Stated problem
Transcribe the whole listing without a single picture.

[Dataset items]
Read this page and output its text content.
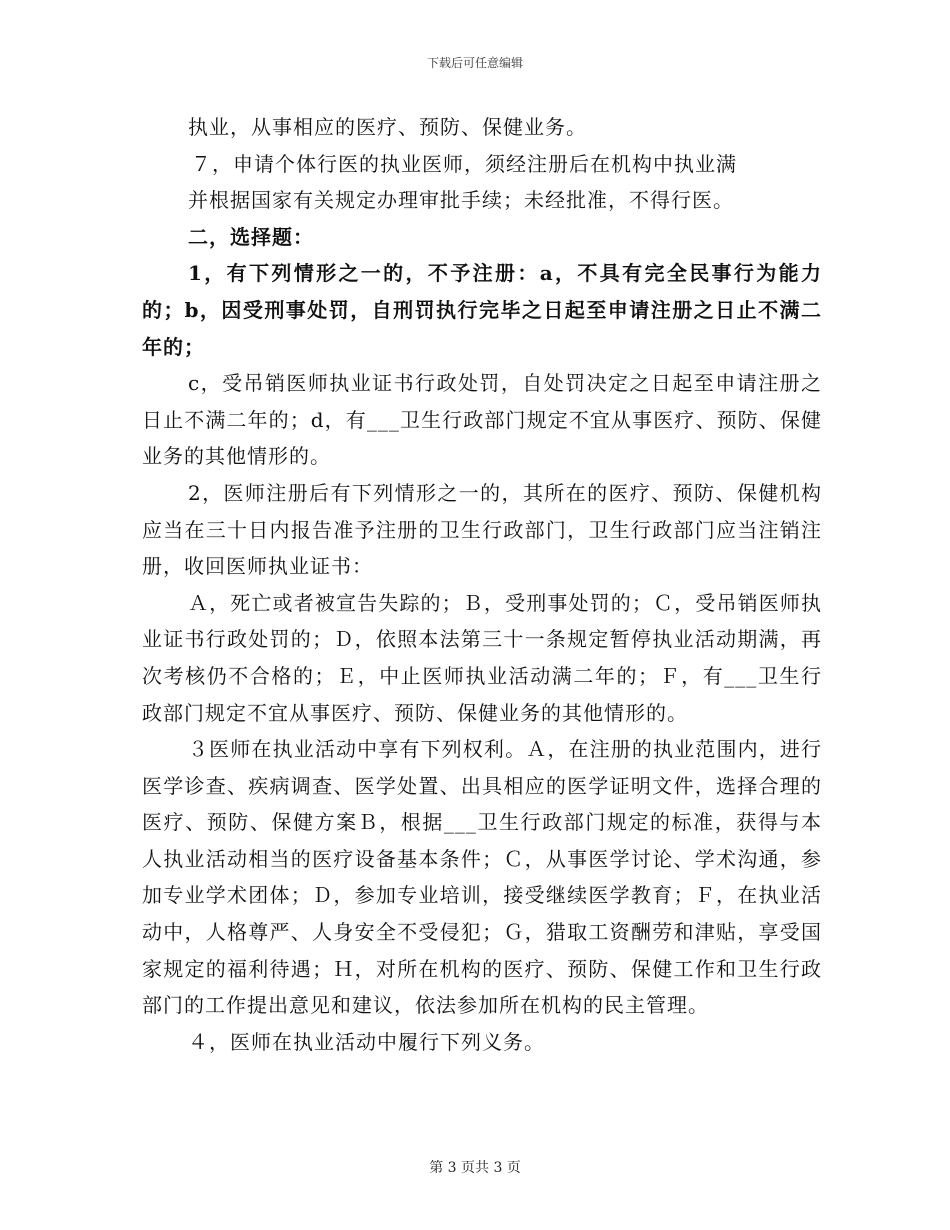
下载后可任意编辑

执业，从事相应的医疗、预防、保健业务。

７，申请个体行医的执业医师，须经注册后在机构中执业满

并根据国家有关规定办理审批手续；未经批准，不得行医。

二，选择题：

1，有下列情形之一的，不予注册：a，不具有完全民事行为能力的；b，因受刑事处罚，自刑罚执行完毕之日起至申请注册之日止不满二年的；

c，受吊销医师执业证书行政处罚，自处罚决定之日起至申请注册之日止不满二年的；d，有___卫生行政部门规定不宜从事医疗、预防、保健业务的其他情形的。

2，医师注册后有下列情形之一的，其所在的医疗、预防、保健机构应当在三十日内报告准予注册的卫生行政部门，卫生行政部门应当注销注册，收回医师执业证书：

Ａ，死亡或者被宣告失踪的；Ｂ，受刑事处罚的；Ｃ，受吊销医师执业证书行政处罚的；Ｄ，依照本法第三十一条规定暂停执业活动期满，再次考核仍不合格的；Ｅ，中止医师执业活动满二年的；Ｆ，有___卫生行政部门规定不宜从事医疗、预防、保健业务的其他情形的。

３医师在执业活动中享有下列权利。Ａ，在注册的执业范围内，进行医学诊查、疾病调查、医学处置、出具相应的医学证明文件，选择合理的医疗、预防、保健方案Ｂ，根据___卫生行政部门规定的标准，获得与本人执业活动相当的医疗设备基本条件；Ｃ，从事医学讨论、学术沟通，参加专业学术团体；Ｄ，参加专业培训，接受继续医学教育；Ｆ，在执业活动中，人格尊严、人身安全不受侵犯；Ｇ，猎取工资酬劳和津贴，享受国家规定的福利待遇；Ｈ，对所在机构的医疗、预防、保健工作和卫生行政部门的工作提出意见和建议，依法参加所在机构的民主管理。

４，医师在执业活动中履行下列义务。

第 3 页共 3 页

Worked solution
Read this page and output its text content.
下载后可任意编辑

执业，从事相应的医疗、预防、保健业务。

７，申请个体行医的执业医师，须经注册后在机构中执业满

并根据国家有关规定办理审批手续；未经批准，不得行医。

二，选择题：

1，有下列情形之一的，不予注册：a，不具有完全民事行为能力的；b，因受刑事处罚，自刑罚执行完毕之日起至申请注册之日止不满二年的；

c，受吊销医师执业证书行政处罚，自处罚决定之日起至申请注册之日止不满二年的；d，有___卫生行政部门规定不宜从事医疗、预防、保健业务的其他情形的。

2，医师注册后有下列情形之一的，其所在的医疗、预防、保健机构应当在三十日内报告准予注册的卫生行政部门，卫生行政部门应当注销注册，收回医师执业证书：

Ａ，死亡或者被宣告失踪的；Ｂ，受刑事处罚的；Ｃ，受吊销医师执业证书行政处罚的；Ｄ，依照本法第三十一条规定暂停执业活动期满，再次考核仍不合格的；Ｅ，中止医师执业活动满二年的；Ｆ，有___卫生行政部门规定不宜从事医疗、预防、保健业务的其他情形的。

３医师在执业活动中享有下列权利。Ａ，在注册的执业范围内，进行医学诊查、疾病调查、医学处置、出具相应的医学证明文件，选择合理的医疗、预防、保健方案Ｂ，根据___卫生行政部门规定的标准，获得与本人执业活动相当的医疗设备基本条件；Ｃ，从事医学讨论、学术沟通，参加专业学术团体；Ｄ，参加专业培训，接受继续医学教育；Ｆ，在执业活动中，人格尊严、人身安全不受侵犯；Ｇ，猎取工资酬劳和津贴，享受国家规定的福利待遇；Ｈ，对所在机构的医疗、预防、保健工作和卫生行政部门的工作提出意见和建议，依法参加所在机构的民主管理。

４，医师在执业活动中履行下列义务。

第 3 页共 3 页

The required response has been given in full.